> _EXERCISE MATERIAL_

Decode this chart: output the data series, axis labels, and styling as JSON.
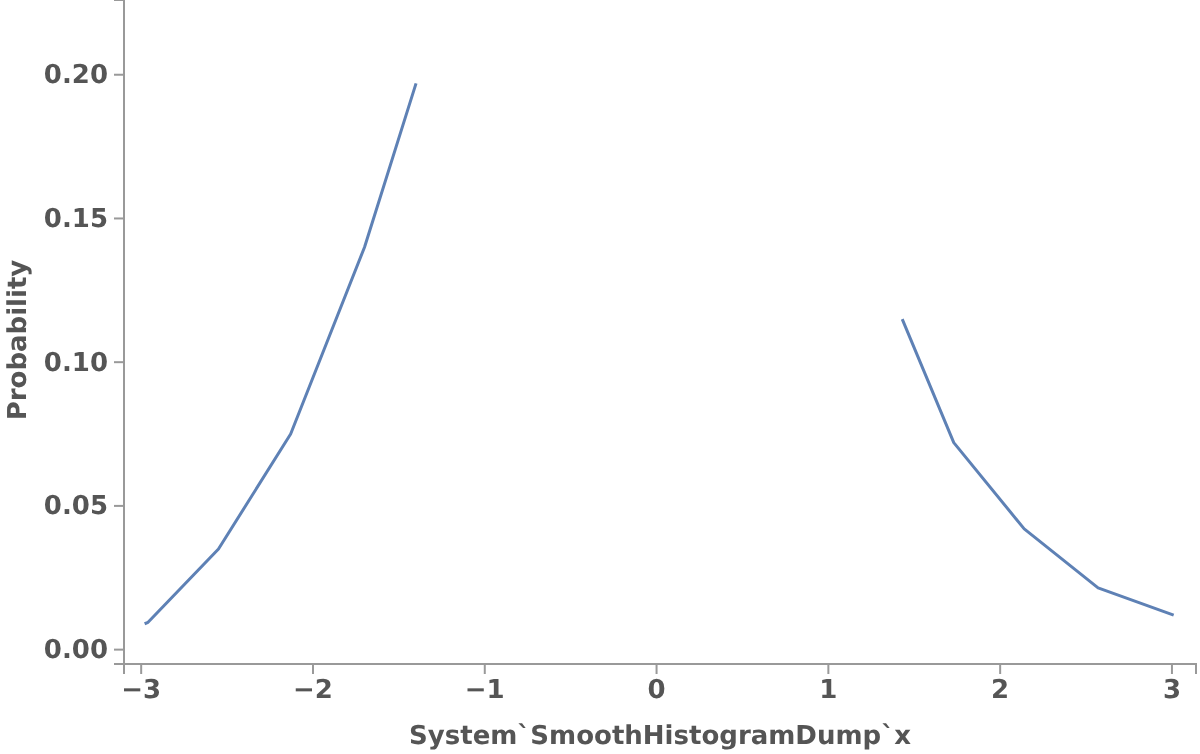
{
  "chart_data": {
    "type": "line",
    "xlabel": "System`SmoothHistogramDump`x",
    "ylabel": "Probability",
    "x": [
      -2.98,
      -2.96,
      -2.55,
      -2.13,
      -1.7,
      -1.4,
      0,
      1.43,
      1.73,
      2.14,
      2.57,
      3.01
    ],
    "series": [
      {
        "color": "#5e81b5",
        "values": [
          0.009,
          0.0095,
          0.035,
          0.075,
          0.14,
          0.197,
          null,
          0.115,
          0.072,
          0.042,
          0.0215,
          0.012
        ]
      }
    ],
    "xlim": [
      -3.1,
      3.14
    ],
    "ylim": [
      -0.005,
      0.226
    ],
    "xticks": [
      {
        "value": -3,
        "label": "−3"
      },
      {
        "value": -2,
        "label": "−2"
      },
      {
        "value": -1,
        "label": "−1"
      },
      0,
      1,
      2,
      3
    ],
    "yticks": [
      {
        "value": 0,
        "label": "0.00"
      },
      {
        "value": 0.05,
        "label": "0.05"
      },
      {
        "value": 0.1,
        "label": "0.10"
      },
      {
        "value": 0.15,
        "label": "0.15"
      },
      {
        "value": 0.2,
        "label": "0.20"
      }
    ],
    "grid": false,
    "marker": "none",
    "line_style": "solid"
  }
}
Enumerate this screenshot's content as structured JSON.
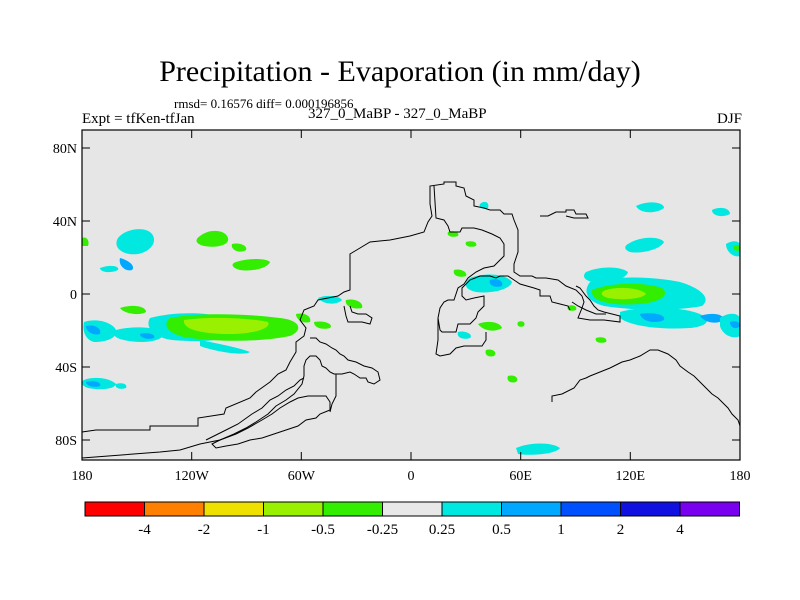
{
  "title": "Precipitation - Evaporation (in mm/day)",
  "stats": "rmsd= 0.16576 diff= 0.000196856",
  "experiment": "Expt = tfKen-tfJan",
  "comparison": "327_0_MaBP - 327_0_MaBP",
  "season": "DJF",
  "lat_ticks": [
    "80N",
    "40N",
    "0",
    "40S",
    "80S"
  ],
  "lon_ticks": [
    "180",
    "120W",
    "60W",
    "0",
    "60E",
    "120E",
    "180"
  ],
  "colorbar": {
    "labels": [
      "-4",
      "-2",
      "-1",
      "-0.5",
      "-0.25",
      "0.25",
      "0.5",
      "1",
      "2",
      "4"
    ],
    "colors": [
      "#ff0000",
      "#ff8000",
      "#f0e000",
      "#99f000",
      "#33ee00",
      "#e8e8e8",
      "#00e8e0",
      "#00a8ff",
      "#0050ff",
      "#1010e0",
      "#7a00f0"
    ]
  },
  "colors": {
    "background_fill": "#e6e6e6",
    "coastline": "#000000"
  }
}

> _YOUR INSTRUCTIONS_
Show the lines where the word "series" appears in the entries.

> _ANSWER FOR THE TASK_
Decode this chart: output the data series, axis labels, and styling as JSON.
    "series": [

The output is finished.